start EXERCISE INPUTS

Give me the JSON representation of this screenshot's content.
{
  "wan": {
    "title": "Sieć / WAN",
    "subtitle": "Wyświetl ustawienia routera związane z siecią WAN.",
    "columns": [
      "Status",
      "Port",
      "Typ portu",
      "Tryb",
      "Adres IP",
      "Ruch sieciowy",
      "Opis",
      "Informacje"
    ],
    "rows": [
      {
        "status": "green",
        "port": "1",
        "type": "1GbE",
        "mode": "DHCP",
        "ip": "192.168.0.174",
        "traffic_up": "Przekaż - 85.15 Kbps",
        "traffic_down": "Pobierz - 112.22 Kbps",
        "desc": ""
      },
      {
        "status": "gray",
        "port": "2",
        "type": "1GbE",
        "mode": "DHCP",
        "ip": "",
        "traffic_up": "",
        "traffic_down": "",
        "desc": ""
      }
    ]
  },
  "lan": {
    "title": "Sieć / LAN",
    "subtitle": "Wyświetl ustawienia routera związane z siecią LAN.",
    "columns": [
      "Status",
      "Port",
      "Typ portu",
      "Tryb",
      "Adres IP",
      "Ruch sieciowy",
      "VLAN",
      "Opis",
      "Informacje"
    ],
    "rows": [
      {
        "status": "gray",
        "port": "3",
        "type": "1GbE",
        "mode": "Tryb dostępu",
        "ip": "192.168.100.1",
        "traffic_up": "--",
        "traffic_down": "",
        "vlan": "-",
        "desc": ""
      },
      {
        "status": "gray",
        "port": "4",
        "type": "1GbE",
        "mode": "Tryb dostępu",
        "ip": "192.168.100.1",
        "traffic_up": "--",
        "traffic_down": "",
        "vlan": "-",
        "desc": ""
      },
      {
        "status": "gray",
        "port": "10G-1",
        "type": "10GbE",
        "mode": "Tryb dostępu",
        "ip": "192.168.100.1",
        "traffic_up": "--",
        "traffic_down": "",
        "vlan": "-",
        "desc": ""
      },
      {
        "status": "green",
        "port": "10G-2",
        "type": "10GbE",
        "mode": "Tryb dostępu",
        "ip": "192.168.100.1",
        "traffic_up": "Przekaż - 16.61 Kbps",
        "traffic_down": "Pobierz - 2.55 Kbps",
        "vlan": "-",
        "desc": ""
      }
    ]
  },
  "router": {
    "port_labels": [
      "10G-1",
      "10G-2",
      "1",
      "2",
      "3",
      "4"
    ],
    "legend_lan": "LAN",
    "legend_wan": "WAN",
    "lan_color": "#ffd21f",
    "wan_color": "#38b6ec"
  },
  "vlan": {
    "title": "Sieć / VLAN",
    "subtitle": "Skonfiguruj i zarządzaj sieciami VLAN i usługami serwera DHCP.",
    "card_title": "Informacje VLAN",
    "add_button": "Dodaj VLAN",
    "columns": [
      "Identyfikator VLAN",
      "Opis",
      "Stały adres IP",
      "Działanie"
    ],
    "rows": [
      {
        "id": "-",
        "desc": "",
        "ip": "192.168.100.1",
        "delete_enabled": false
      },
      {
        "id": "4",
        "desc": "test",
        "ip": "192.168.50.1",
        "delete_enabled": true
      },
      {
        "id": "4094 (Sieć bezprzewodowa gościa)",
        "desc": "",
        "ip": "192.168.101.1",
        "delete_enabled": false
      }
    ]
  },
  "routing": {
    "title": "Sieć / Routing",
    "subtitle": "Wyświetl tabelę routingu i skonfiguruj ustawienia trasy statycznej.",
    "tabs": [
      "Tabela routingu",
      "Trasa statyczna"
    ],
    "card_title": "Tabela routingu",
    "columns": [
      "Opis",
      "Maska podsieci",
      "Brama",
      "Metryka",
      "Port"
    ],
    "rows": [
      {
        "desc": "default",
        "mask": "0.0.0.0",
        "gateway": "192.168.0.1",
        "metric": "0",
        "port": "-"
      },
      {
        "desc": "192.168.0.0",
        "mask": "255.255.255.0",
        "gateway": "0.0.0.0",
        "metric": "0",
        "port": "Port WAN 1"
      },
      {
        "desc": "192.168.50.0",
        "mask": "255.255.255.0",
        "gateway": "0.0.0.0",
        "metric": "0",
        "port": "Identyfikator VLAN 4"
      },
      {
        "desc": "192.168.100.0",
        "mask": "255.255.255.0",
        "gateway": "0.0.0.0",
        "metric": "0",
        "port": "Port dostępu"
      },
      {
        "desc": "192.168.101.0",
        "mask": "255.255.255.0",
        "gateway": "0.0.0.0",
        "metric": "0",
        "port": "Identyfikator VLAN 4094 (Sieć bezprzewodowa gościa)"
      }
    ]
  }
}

end EXERCISE INPUTS

> _WORK INSTRUCTIONS_
Each entry above needs to be retyped exactly.

> _RESPONSE_
Give me the JSON representation of this screenshot's content.
{
  "wan": {
    "title": "Sieć / WAN",
    "subtitle": "Wyświetl ustawienia routera związane z siecią WAN.",
    "columns": [
      "Status",
      "Port",
      "Typ portu",
      "Tryb",
      "Adres IP",
      "Ruch sieciowy",
      "Opis",
      "Informacje"
    ],
    "rows": [
      {
        "status": "green",
        "port": "1",
        "type": "1GbE",
        "mode": "DHCP",
        "ip": "192.168.0.174",
        "traffic_up": "Przekaż - 85.15 Kbps",
        "traffic_down": "Pobierz - 112.22 Kbps",
        "desc": ""
      },
      {
        "status": "gray",
        "port": "2",
        "type": "1GbE",
        "mode": "DHCP",
        "ip": "",
        "traffic_up": "",
        "traffic_down": "",
        "desc": ""
      }
    ]
  },
  "lan": {
    "title": "Sieć / LAN",
    "subtitle": "Wyświetl ustawienia routera związane z siecią LAN.",
    "columns": [
      "Status",
      "Port",
      "Typ portu",
      "Tryb",
      "Adres IP",
      "Ruch sieciowy",
      "VLAN",
      "Opis",
      "Informacje"
    ],
    "rows": [
      {
        "status": "gray",
        "port": "3",
        "type": "1GbE",
        "mode": "Tryb dostępu",
        "ip": "192.168.100.1",
        "traffic_up": "--",
        "traffic_down": "",
        "vlan": "-",
        "desc": ""
      },
      {
        "status": "gray",
        "port": "4",
        "type": "1GbE",
        "mode": "Tryb dostępu",
        "ip": "192.168.100.1",
        "traffic_up": "--",
        "traffic_down": "",
        "vlan": "-",
        "desc": ""
      },
      {
        "status": "gray",
        "port": "10G-1",
        "type": "10GbE",
        "mode": "Tryb dostępu",
        "ip": "192.168.100.1",
        "traffic_up": "--",
        "traffic_down": "",
        "vlan": "-",
        "desc": ""
      },
      {
        "status": "green",
        "port": "10G-2",
        "type": "10GbE",
        "mode": "Tryb dostępu",
        "ip": "192.168.100.1",
        "traffic_up": "Przekaż - 16.61 Kbps",
        "traffic_down": "Pobierz - 2.55 Kbps",
        "vlan": "-",
        "desc": ""
      }
    ]
  },
  "router": {
    "port_labels": [
      "10G-1",
      "10G-2",
      "1",
      "2",
      "3",
      "4"
    ],
    "legend_lan": "LAN",
    "legend_wan": "WAN",
    "lan_color": "#ffd21f",
    "wan_color": "#38b6ec"
  },
  "vlan": {
    "title": "Sieć / VLAN",
    "subtitle": "Skonfiguruj i zarządzaj sieciami VLAN i usługami serwera DHCP.",
    "card_title": "Informacje VLAN",
    "add_button": "Dodaj VLAN",
    "columns": [
      "Identyfikator VLAN",
      "Opis",
      "Stały adres IP",
      "Działanie"
    ],
    "rows": [
      {
        "id": "-",
        "desc": "",
        "ip": "192.168.100.1",
        "delete_enabled": false
      },
      {
        "id": "4",
        "desc": "test",
        "ip": "192.168.50.1",
        "delete_enabled": true
      },
      {
        "id": "4094 (Sieć bezprzewodowa gościa)",
        "desc": "",
        "ip": "192.168.101.1",
        "delete_enabled": false
      }
    ]
  },
  "routing": {
    "title": "Sieć / Routing",
    "subtitle": "Wyświetl tabelę routingu i skonfiguruj ustawienia trasy statycznej.",
    "tabs": [
      "Tabela routingu",
      "Trasa statyczna"
    ],
    "card_title": "Tabela routingu",
    "columns": [
      "Opis",
      "Maska podsieci",
      "Brama",
      "Metryka",
      "Port"
    ],
    "rows": [
      {
        "desc": "default",
        "mask": "0.0.0.0",
        "gateway": "192.168.0.1",
        "metric": "0",
        "port": "-"
      },
      {
        "desc": "192.168.0.0",
        "mask": "255.255.255.0",
        "gateway": "0.0.0.0",
        "metric": "0",
        "port": "Port WAN 1"
      },
      {
        "desc": "192.168.50.0",
        "mask": "255.255.255.0",
        "gateway": "0.0.0.0",
        "metric": "0",
        "port": "Identyfikator VLAN 4"
      },
      {
        "desc": "192.168.100.0",
        "mask": "255.255.255.0",
        "gateway": "0.0.0.0",
        "metric": "0",
        "port": "Port dostępu"
      },
      {
        "desc": "192.168.101.0",
        "mask": "255.255.255.0",
        "gateway": "0.0.0.0",
        "metric": "0",
        "port": "Identyfikator VLAN 4094 (Sieć bezprzewodowa gościa)"
      }
    ]
  }
}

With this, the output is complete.